**Written exercise:** Keep every line where the word "здоровья" appears; drop the rest.

**Data supplied:**
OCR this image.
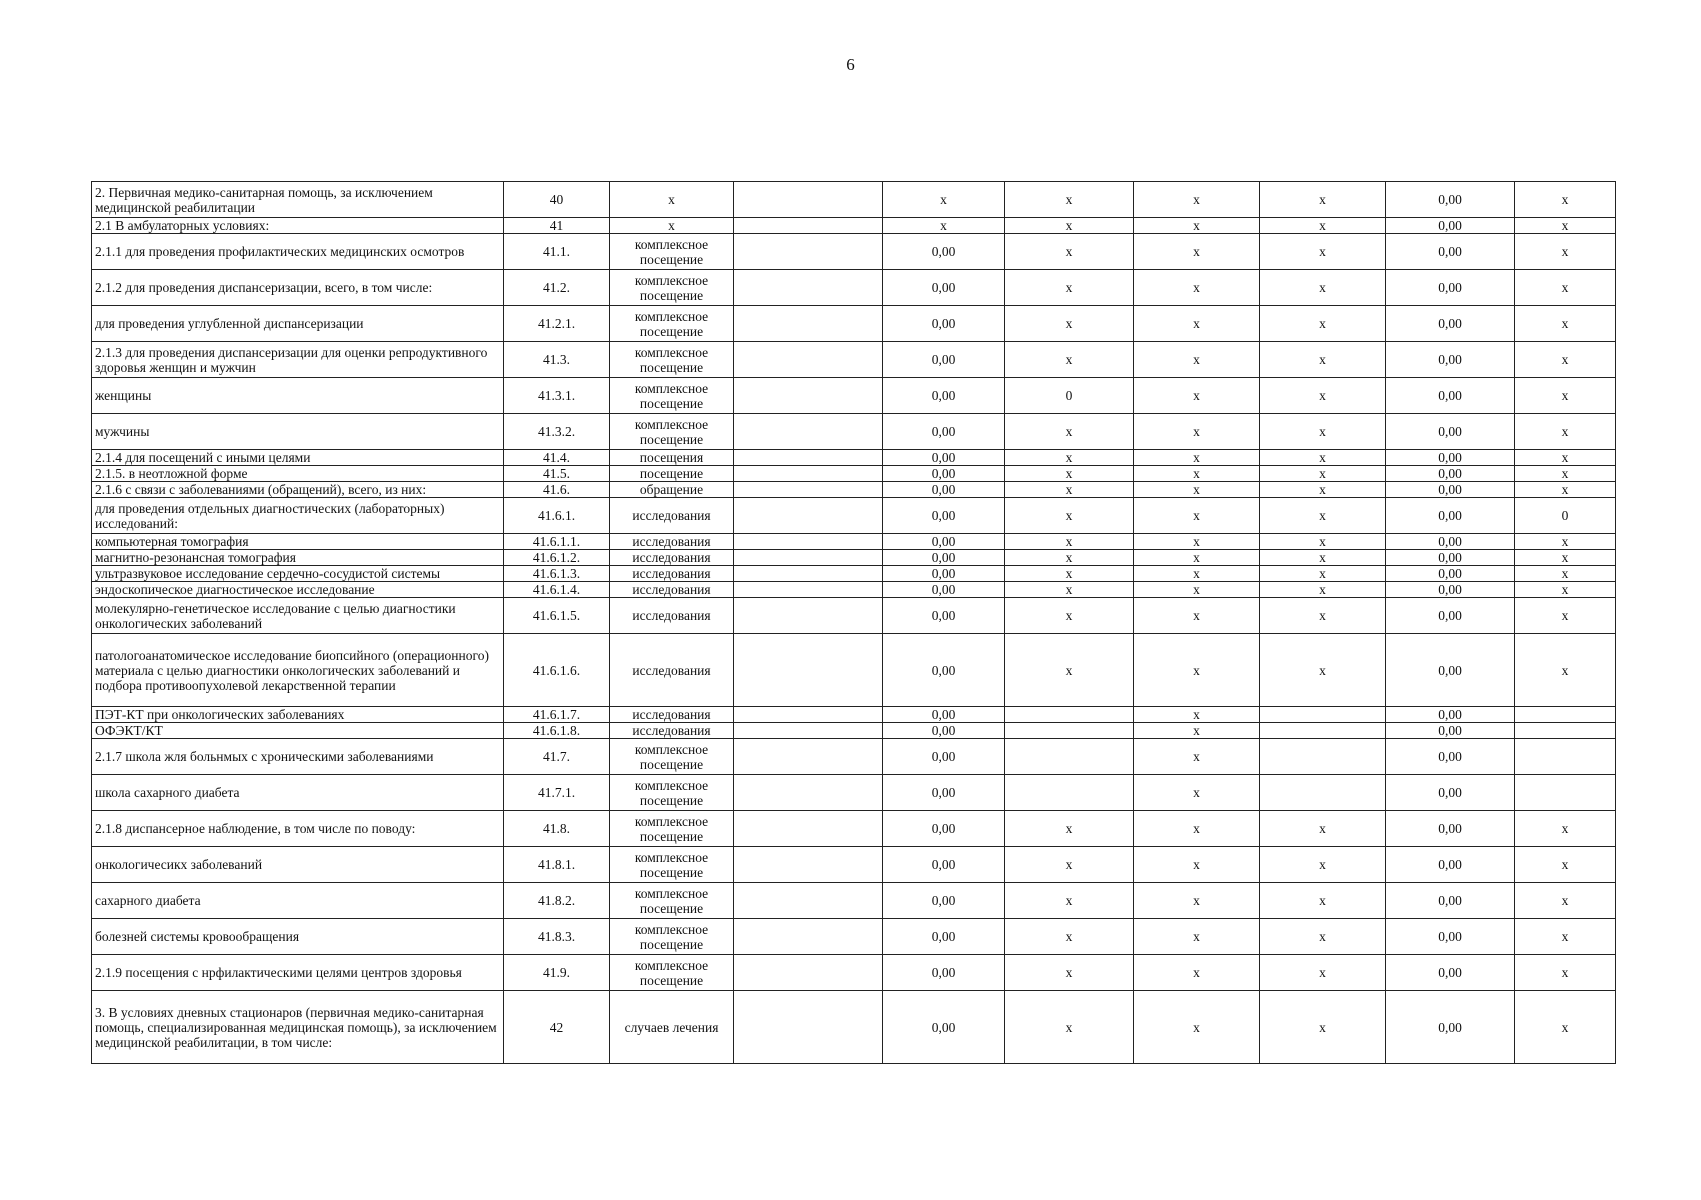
6
2. Первичная медико-санитарная помощь, за исключением медицинской реабилитации	40	х		х	х	х	х	0,00	х
2.1 В амбулаторных условиях:	41	х		х	х	х	х	0,00	х
2.1.1 для проведения профилактических медицинских осмотров	41.1.	комплексное посещение		0,00	х	х	х	0,00	х
2.1.2 для проведения диспансеризации, всего, в том числе:	41.2.	комплексное посещение		0,00	х	х	х	0,00	х
для проведения углубленной диспансеризации	41.2.1.	комплексное посещение		0,00	х	х	х	0,00	х
2.1.3 для проведения диспансеризации для оценки репродуктивного здоровья женщин и мужчин	41.3.	комплексное посещение		0,00	х	х	х	0,00	х
женщины	41.3.1.	комплексное посещение		0,00	0	х	х	0,00	х
мужчины	41.3.2.	комплексное посещение		0,00	х	х	х	0,00	х
2.1.4 для посещений с иными целями	41.4.	посещения		0,00	х	х	х	0,00	х
2.1.5. в неотложной форме	41.5.	посещение		0,00	х	х	х	0,00	х
2.1.6 с связи с заболеваниями (обращений), всего, из них:	41.6.	обращение		0,00	х	х	х	0,00	х
для проведения отдельных диагностических (лабораторных) исследований:	41.6.1.	исследования		0,00	х	х	х	0,00	0
компьютерная томография	41.6.1.1.	исследования		0,00	х	х	х	0,00	х
магнитно-резонансная томография	41.6.1.2.	исследования		0,00	х	х	х	0,00	х
ультразвуковое исследование сердечно-сосудистой системы	41.6.1.3.	исследования		0,00	х	х	х	0,00	х
эндоскопическое диагностическое исследование	41.6.1.4.	исследования		0,00	х	х	х	0,00	х
молекулярно-генетическое исследование с целью диагностики онкологических заболеваний	41.6.1.5.	исследования		0,00	х	х	х	0,00	х
патологоанатомическое исследование биопсийного (операционного) материала с целью диагностики онкологических заболеваний и подбора противоопухолевой лекарственной терапии	41.6.1.6.	исследования		0,00	х	х	х	0,00	х
ПЭТ-КТ при онкологических заболеваниях	41.6.1.7.	исследования		0,00		х		0,00	
ОФЭКТ/КТ	41.6.1.8.	исследования		0,00		х		0,00	
2.1.7 школа жля больнмых с хроническими заболеваниями	41.7.	комплексное посещение		0,00		х		0,00	
школа сахарного диабета	41.7.1.	комплексное посещение		0,00		х		0,00	
2.1.8 диспансерное наблюдение, в том числе по поводу:	41.8.	комплексное посещение		0,00	х	х	х	0,00	х
онкологичесикх заболеваний	41.8.1.	комплексное посещение		0,00	х	х	х	0,00	х
сахарного диабета	41.8.2.	комплексное посещение		0,00	х	х	х	0,00	х
болезней системы кровообращения	41.8.3.	комплексное посещение		0,00	х	х	х	0,00	х
2.1.9 посещения с нрфилактическими целями центров здоровья	41.9.	комплексное посещение		0,00	х	х	х	0,00	х
3. В условиях дневных стационаров (первичная медико-санитарная помощь, специализированная медицинская помощь), за исключением медицинской реабилитации, в том числе:	42	случаев лечения		0,00	х	х	х	0,00	х
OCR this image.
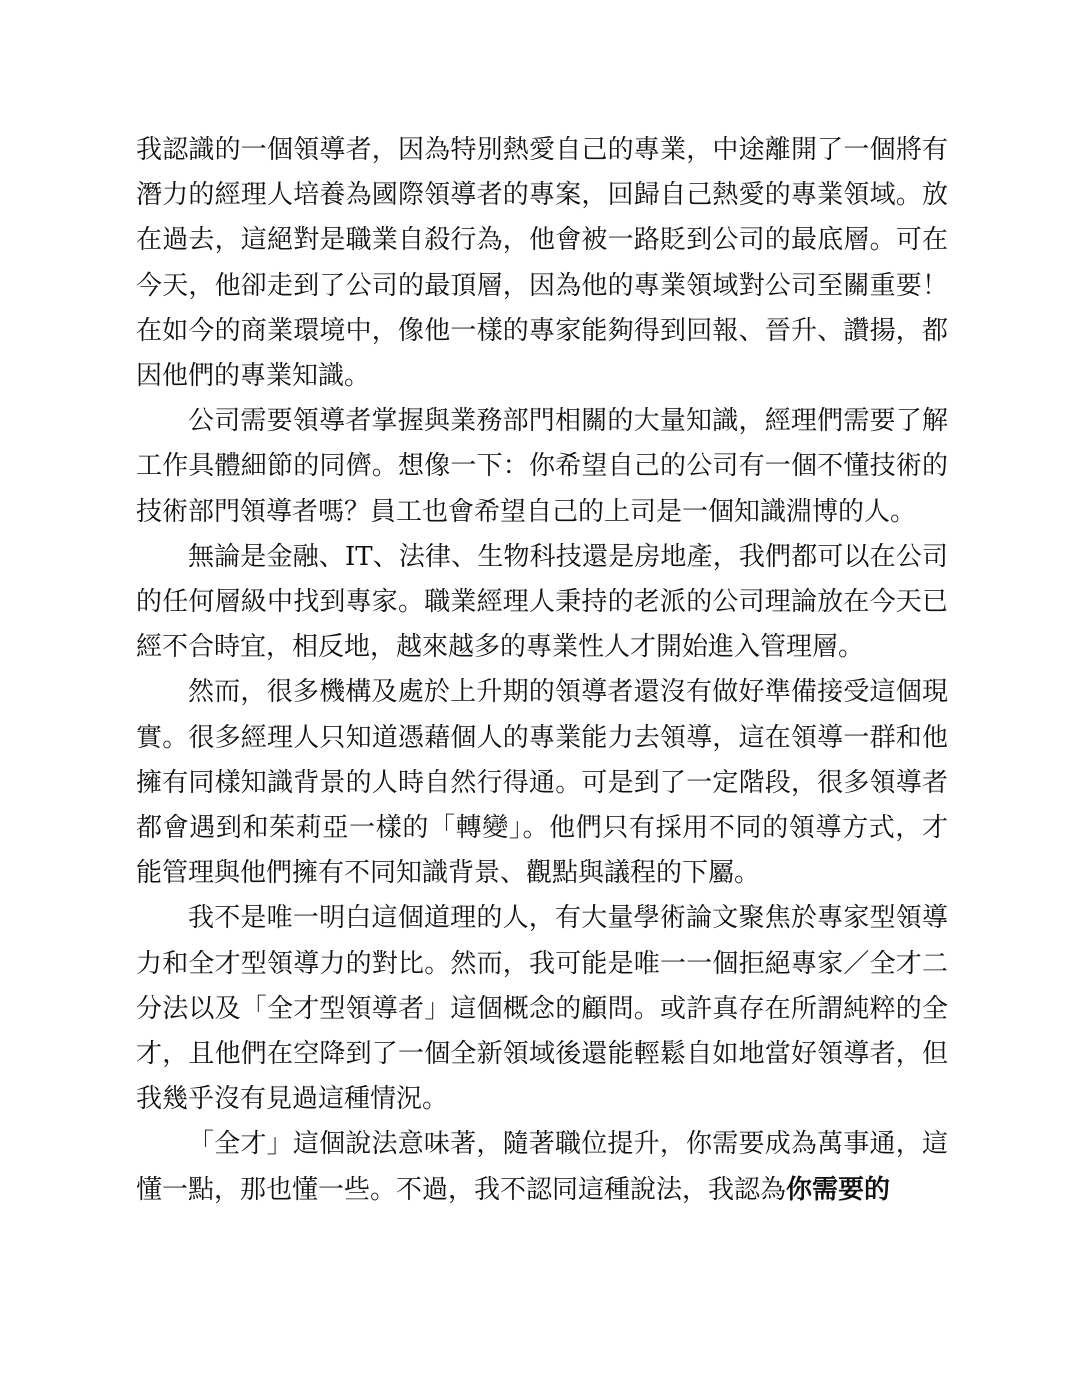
我認識的一個領導者，因為特別熱愛自己的專業，中途離開了一個將有潛力的經理人培養為國際領導者的專案，回歸自己熱愛的專業領域。放在過去，這絕對是職業自殺行為，他會被一路貶到公司的最底層。可在今天，他卻走到了公司的最頂層，因為他的專業領域對公司至關重要！在如今的商業環境中，像他一樣的專家能夠得到回報、晉升、讚揚，都因他們的專業知識。

公司需要領導者掌握與業務部門相關的大量知識，經理們需要了解工作具體細節的同儕。想像一下：你希望自己的公司有一個不懂技術的技術部門領導者嗎？員工也會希望自己的上司是一個知識淵博的人。

無論是金融、IT、法律、生物科技還是房地產，我們都可以在公司的任何層級中找到專家。職業經理人秉持的老派的公司理論放在今天已經不合時宜，相反地，越來越多的專業性人才開始進入管理層。

然而，很多機構及處於上升期的領導者還沒有做好準備接受這個現實。很多經理人只知道憑藉個人的專業能力去領導，這在領導一群和他擁有同樣知識背景的人時自然行得通。可是到了一定階段，很多領導者都會遇到和茱莉亞一樣的「轉變」。他們只有採用不同的領導方式，才能管理與他們擁有不同知識背景、觀點與議程的下屬。

我不是唯一明白這個道理的人，有大量學術論文聚焦於專家型領導力和全才型領導力的對比。然而，我可能是唯一一個拒絕專家／全才二分法以及「全才型領導者」這個概念的顧問。或許真存在所謂純粹的全才，且他們在空降到了一個全新領域後還能輕鬆自如地當好領導者，但我幾乎沒有見過這種情況。

「全才」這個說法意味著，隨著職位提升，你需要成為萬事通，這懂一點，那也懂一些。不過，我不認同這種說法，我認為你需要的
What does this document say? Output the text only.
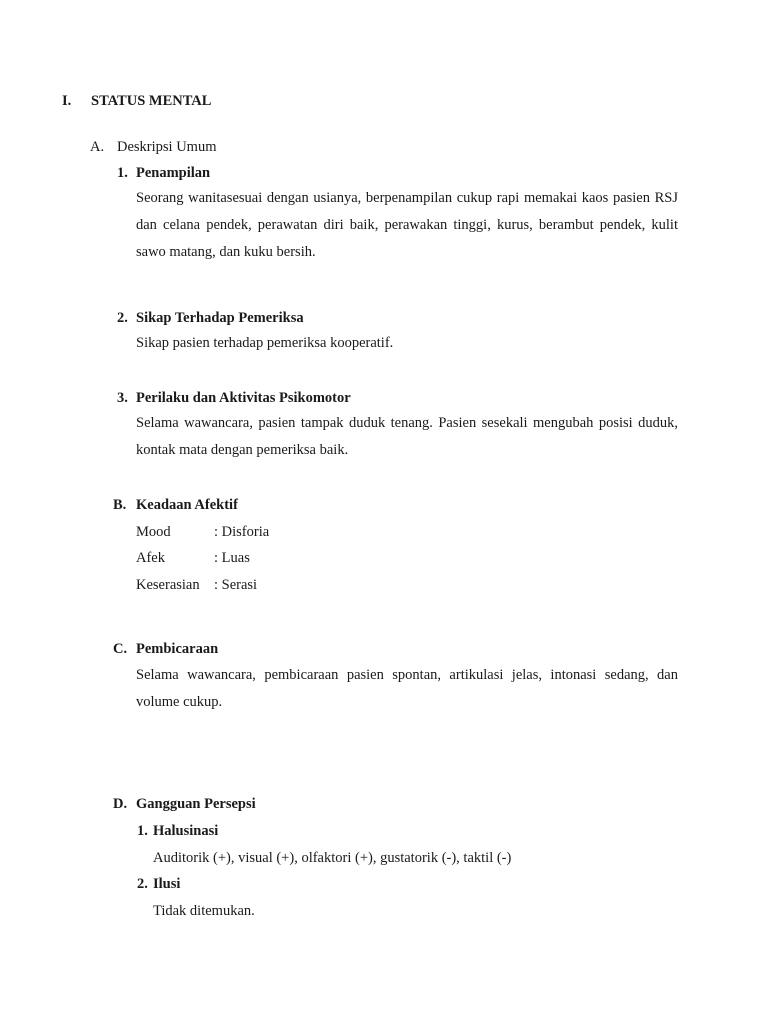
I. STATUS MENTAL
A. Deskripsi Umum
1. Penampilan
Seorang wanitasesuai dengan usianya, berpenampilan cukup rapi memakai kaos pasien RSJ
dan celana pendek, perawatan diri baik, perawakan tinggi, kurus, berambut pendek, kulit
sawo matang, dan kuku bersih.
2. Sikap Terhadap Pemeriksa
Sikap pasien terhadap pemeriksa kooperatif.
3. Perilaku dan Aktivitas Psikomotor
Selama wawancara, pasien tampak duduk tenang. Pasien sesekali mengubah posisi duduk,
kontak mata dengan pemeriksa baik.
B. Keadaan Afektif
Mood	: Disforia
Afek	: Luas
Keserasian : Serasi
C. Pembicaraan
Selama wawancara, pembicaraan pasien spontan, artikulasi jelas, intonasi sedang, dan
volume cukup.
D. Gangguan Persepsi
1. Halusinasi
Auditorik (+), visual (+), olfaktori (+), gustatorik (-), taktil (-)
2. Ilusi
Tidak ditemukan.
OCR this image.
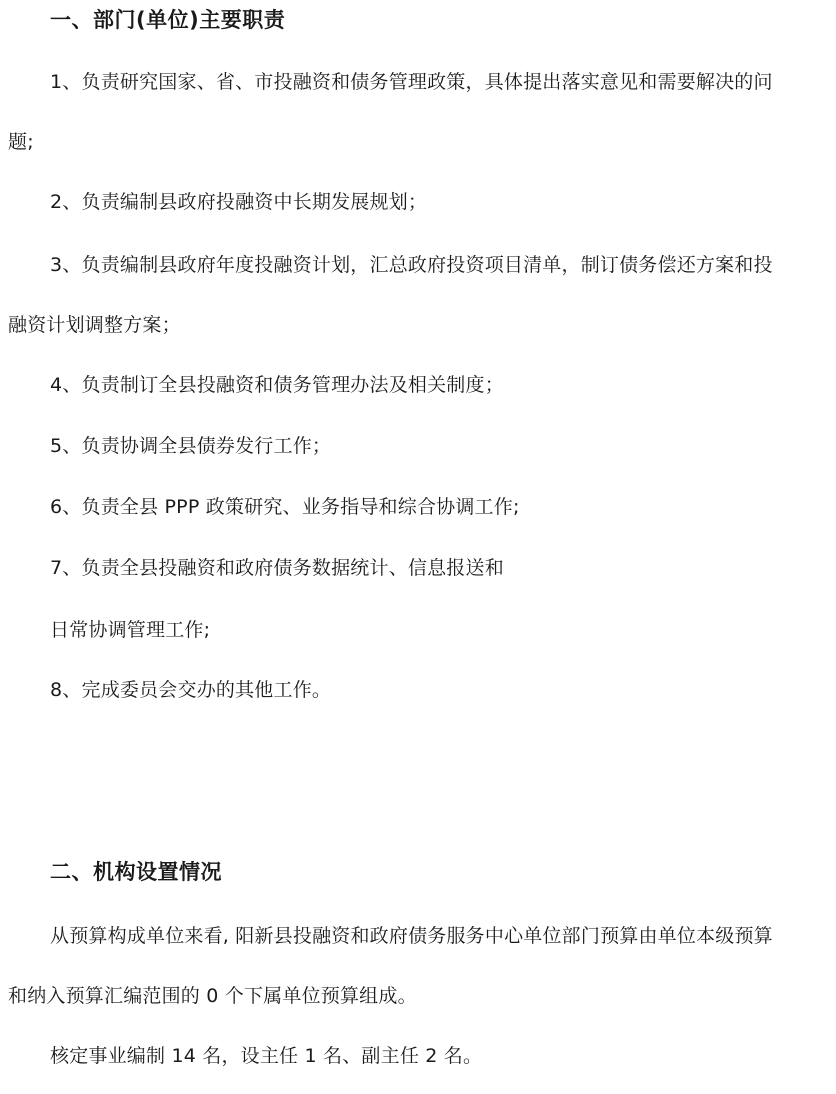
一、部门(单位)主要职责
1、负责研究国家、省、市投融资和债务管理政策，具体提出落实意见和需要解决的问
题;
2、负责编制县政府投融资中长期发展规划；
3、负责编制县政府年度投融资计划，汇总政府投资项目清单，制订债务偿还方案和投
融资计划调整方案；
4、负责制订全县投融资和债务管理办法及相关制度；
5、负责协调全县债券发行工作；
6、负责全县 PPP 政策研究、业务指导和综合协调工作;
7、负责全县投融资和政府债务数据统计、信息报送和
日常协调管理工作;
8、完成委员会交办的其他工作。
二、机构设置情况
从预算构成单位来看, 阳新县投融资和政府债务服务中心单位部门预算由单位本级预算
和纳入预算汇编范围的 0 个下属单位预算组成。
核定事业编制 14 名，设主任 1 名、副主任 2 名。
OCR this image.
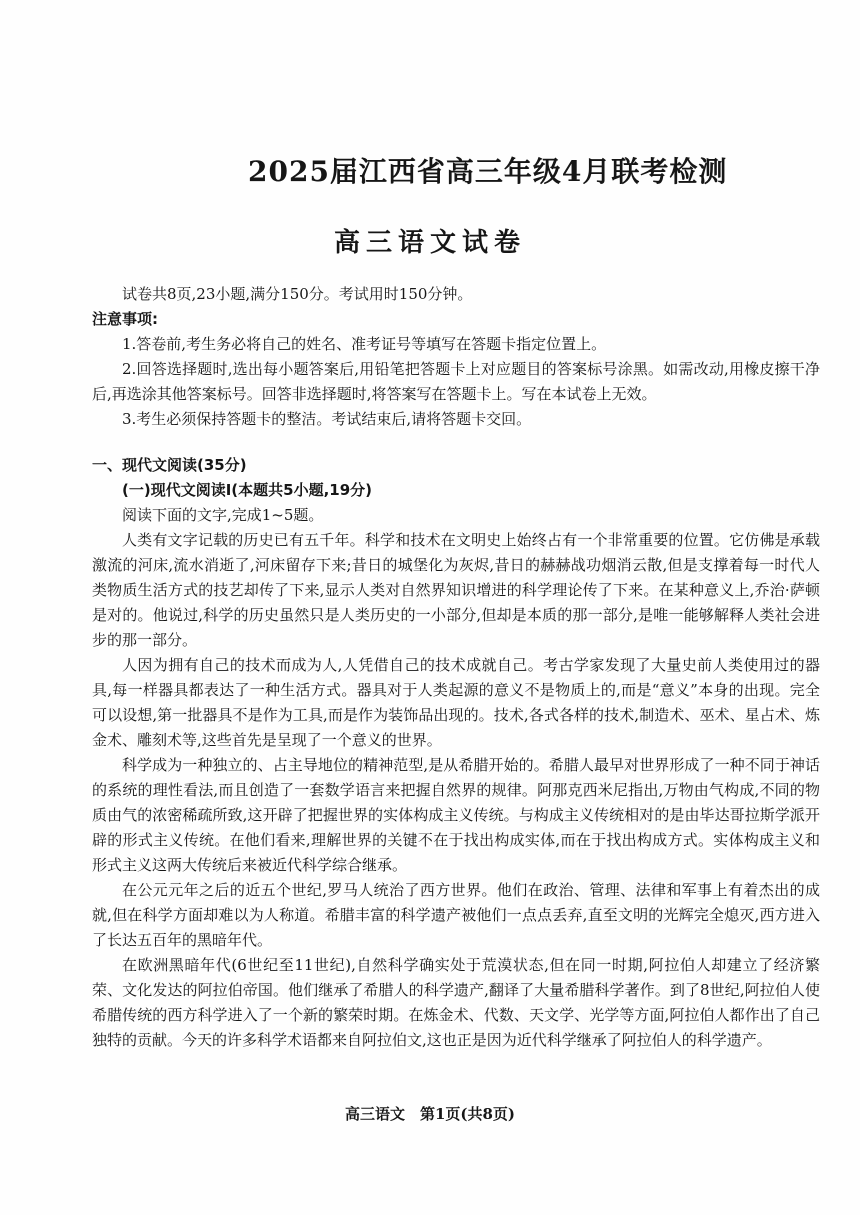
2025届江西省高三年级4月联考检测
高三语文试卷

试卷共8页,23小题,满分150分。考试用时150分钟。

注意事项:

1.答卷前,考生务必将自己的姓名、准考证号等填写在答题卡指定位置上。

2.回答选择题时,选出每小题答案后,用铅笔把答题卡上对应题目的答案标号涂黑。如需改动,用橡皮擦干净后,再选涂其他答案标号。回答非选择题时,将答案写在答题卡上。写在本试卷上无效。

3.考生必须保持答题卡的整洁。考试结束后,请将答题卡交回。

一、现代文阅读(35分)

(一)现代文阅读Ⅰ(本题共5小题,19分)

阅读下面的文字,完成1~5题。

人类有文字记载的历史已有五千年。科学和技术在文明史上始终占有一个非常重要的位置。它仿佛是承载激流的河床,流水消逝了,河床留存下来;昔日的城堡化为灰烬,昔日的赫赫战功烟消云散,但是支撑着每一时代人类物质生活方式的技艺却传了下来,显示人类对自然界知识增进的科学理论传了下来。在某种意义上,乔治·萨顿是对的。他说过,科学的历史虽然只是人类历史的一小部分,但却是本质的那一部分,是唯一能够解释人类社会进步的那一部分。

人因为拥有自己的技术而成为人,人凭借自己的技术成就自己。考古学家发现了大量史前人类使用过的器具,每一样器具都表达了一种生活方式。器具对于人类起源的意义不是物质上的,而是“意义”本身的出现。完全可以设想,第一批器具不是作为工具,而是作为装饰品出现的。技术,各式各样的技术,制造术、巫术、星占术、炼金术、雕刻术等,这些首先是呈现了一个意义的世界。

科学成为一种独立的、占主导地位的精神范型,是从希腊开始的。希腊人最早对世界形成了一种不同于神话的系统的理性看法,而且创造了一套数学语言来把握自然界的规律。阿那克西米尼指出,万物由气构成,不同的物质由气的浓密稀疏所致,这开辟了把握世界的实体构成主义传统。与构成主义传统相对的是由毕达哥拉斯学派开辟的形式主义传统。在他们看来,理解世界的关键不在于找出构成实体,而在于找出构成方式。实体构成主义和形式主义这两大传统后来被近代科学综合继承。

在公元元年之后的近五个世纪,罗马人统治了西方世界。他们在政治、管理、法律和军事上有着杰出的成就,但在科学方面却难以为人称道。希腊丰富的科学遗产被他们一点点丢弃,直至文明的光辉完全熄灭,西方进入了长达五百年的黑暗年代。

在欧洲黑暗年代(6世纪至11世纪),自然科学确实处于荒漠状态,但在同一时期,阿拉伯人却建立了经济繁荣、文化发达的阿拉伯帝国。他们继承了希腊人的科学遗产,翻译了大量希腊科学著作。到了8世纪,阿拉伯人使希腊传统的西方科学进入了一个新的繁荣时期。在炼金术、代数、天文学、光学等方面,阿拉伯人都作出了自己独特的贡献。今天的许多科学术语都来自阿拉伯文,这也正是因为近代科学继承了阿拉伯人的科学遗产。

高三语文　第1页(共8页)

**Final answer:**
2.1.3 для проведения диспансеризации для оценки репродуктивного здоровья женщин и мужчин	41.3.	комплексное посещение		0,00	х	х	х	0,00	х
2.1.9 посещения с нрфилактическими целями центров здоровья	41.9.	комплексное посещение		0,00	х	х	х	0,00	х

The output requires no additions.